#### OBJECTIF
Dans le texte sur les origines du conflit au Proche-Orient, où l'ange apparaît-il à Agar ?

Pourquoi la guerre au Proche-Orient ? Un conflit territorial ? Pourquoi les Palestiniens et à travers eux l'islam sont-il en colère contre Israël ? Une colère que rien ne peut calmer. Cela vient de « plus loin », et remonte à mon sens au temps des premiers Patriarches bibliques.
Rappelons-nous l'épisode de Genèse où Sarah (Genèse, XVI-5,6), exige le renvoi de sa servante Agar et de son fils, Ismaël. Un ange cependant apparaît à Agar, dans le désert, près d'une source d'eau et lui dit de retourner auprès de Sarah. L'enfant qu'elle porte devra se nommer Ismaël « parce que Dieu a entendu ton affliction ». Ce passage de la Torah mérite d'être scruté, car il évoque le renvoi d'Agar, enceinte des œuvres d'Abraham, mais aussi sa rencontre avec « l'envoyé du Seigneur » qui la réhabilite dans la famille abrahamique et précise la destinée de son fils dont sortira une descendance nombreuse. L'envoyé dit également : « sa main sera contre tous, et la main de tous contre lui… » (Gen. XVI-12).

#### DONNÉES FOURNIES
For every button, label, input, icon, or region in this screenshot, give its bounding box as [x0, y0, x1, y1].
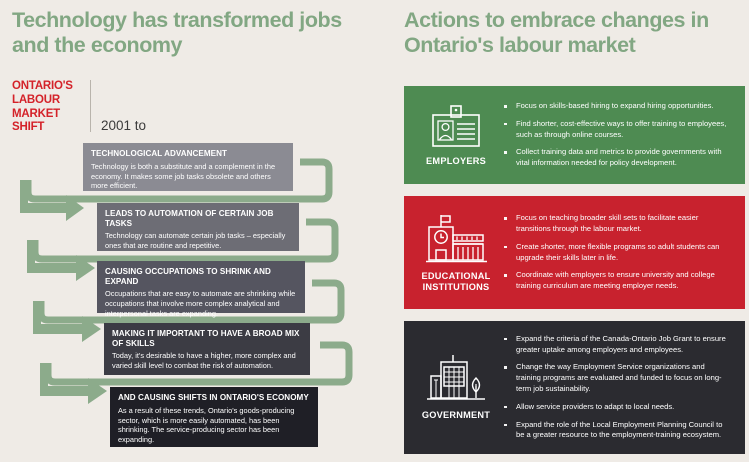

---

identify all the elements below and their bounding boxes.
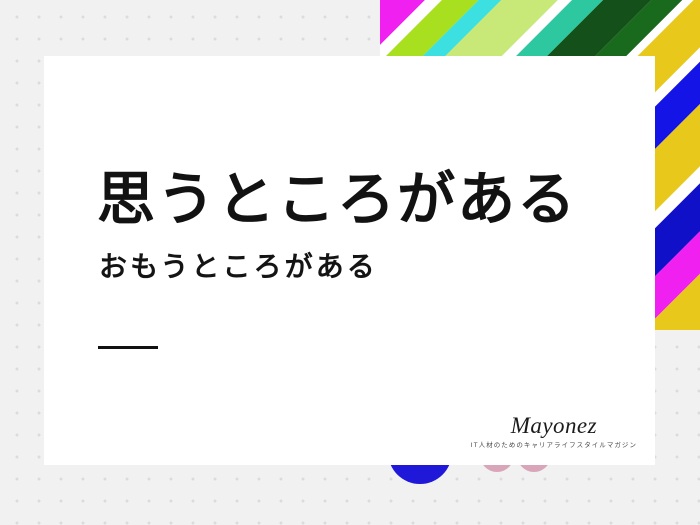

#### RÉSULTAT DE L'EXERCICE
Dans le désert, près d'une source d'eau.